→ **Exercise**
Repeat every line below exactly, word for word.

→ **Dataset extract**
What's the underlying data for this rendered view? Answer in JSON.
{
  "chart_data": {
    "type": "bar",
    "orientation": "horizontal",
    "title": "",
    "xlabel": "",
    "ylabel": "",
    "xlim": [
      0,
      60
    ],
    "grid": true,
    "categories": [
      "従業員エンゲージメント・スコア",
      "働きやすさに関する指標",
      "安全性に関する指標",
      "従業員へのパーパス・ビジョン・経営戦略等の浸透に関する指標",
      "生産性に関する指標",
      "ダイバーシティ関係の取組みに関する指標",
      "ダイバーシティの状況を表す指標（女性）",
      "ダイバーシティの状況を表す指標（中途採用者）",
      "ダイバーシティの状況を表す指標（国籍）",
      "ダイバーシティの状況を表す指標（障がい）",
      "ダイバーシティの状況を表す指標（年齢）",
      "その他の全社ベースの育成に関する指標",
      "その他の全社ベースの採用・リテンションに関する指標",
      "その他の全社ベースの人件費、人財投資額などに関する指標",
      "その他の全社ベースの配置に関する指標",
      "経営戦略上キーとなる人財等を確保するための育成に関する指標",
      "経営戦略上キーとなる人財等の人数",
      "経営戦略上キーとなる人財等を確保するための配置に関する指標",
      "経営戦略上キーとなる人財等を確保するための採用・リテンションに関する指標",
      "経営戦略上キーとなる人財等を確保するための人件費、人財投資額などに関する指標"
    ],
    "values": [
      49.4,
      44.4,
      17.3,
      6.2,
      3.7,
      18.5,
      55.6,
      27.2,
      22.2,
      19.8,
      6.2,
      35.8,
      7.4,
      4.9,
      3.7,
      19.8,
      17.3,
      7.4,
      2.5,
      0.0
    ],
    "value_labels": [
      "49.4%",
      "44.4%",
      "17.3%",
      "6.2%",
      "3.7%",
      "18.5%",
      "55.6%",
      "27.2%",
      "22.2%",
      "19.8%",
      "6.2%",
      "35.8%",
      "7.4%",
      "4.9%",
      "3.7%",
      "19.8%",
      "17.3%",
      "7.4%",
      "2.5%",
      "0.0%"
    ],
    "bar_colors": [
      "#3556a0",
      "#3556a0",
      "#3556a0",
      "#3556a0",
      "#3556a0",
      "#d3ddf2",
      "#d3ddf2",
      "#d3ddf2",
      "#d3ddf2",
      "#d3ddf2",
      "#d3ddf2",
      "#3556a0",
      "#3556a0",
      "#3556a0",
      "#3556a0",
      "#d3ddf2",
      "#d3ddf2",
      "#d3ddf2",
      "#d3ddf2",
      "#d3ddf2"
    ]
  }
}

→ **Answer to the problem**
What's the underlying data for this rendered view? Answer in JSON.
{
  "chart_data": {
    "type": "bar",
    "orientation": "horizontal",
    "title": "",
    "xlabel": "",
    "ylabel": "",
    "xlim": [
      0,
      60
    ],
    "grid": true,
    "categories": [
      "従業員エンゲージメント・スコア",
      "働きやすさに関する指標",
      "安全性に関する指標",
      "従業員へのパーパス・ビジョン・経営戦略等の浸透に関する指標",
      "生産性に関する指標",
      "ダイバーシティ関係の取組みに関する指標",
      "ダイバーシティの状況を表す指標（女性）",
      "ダイバーシティの状況を表す指標（中途採用者）",
      "ダイバーシティの状況を表す指標（国籍）",
      "ダイバーシティの状況を表す指標（障がい）",
      "ダイバーシティの状況を表す指標（年齢）",
      "その他の全社ベースの育成に関する指標",
      "その他の全社ベースの採用・リテンションに関する指標",
      "その他の全社ベースの人件費、人財投資額などに関する指標",
      "その他の全社ベースの配置に関する指標",
      "経営戦略上キーとなる人財等を確保するための育成に関する指標",
      "経営戦略上キーとなる人財等の人数",
      "経営戦略上キーとなる人財等を確保するための配置に関する指標",
      "経営戦略上キーとなる人財等を確保するための採用・リテンションに関する指標",
      "経営戦略上キーとなる人財等を確保するための人件費、人財投資額などに関する指標"
    ],
    "values": [
      49.4,
      44.4,
      17.3,
      6.2,
      3.7,
      18.5,
      55.6,
      27.2,
      22.2,
      19.8,
      6.2,
      35.8,
      7.4,
      4.9,
      3.7,
      19.8,
      17.3,
      7.4,
      2.5,
      0.0
    ],
    "value_labels": [
      "49.4%",
      "44.4%",
      "17.3%",
      "6.2%",
      "3.7%",
      "18.5%",
      "55.6%",
      "27.2%",
      "22.2%",
      "19.8%",
      "6.2%",
      "35.8%",
      "7.4%",
      "4.9%",
      "3.7%",
      "19.8%",
      "17.3%",
      "7.4%",
      "2.5%",
      "0.0%"
    ],
    "bar_colors": [
      "#3556a0",
      "#3556a0",
      "#3556a0",
      "#3556a0",
      "#3556a0",
      "#d3ddf2",
      "#d3ddf2",
      "#d3ddf2",
      "#d3ddf2",
      "#d3ddf2",
      "#d3ddf2",
      "#3556a0",
      "#3556a0",
      "#3556a0",
      "#3556a0",
      "#d3ddf2",
      "#d3ddf2",
      "#d3ddf2",
      "#d3ddf2",
      "#d3ddf2"
    ]
  }
}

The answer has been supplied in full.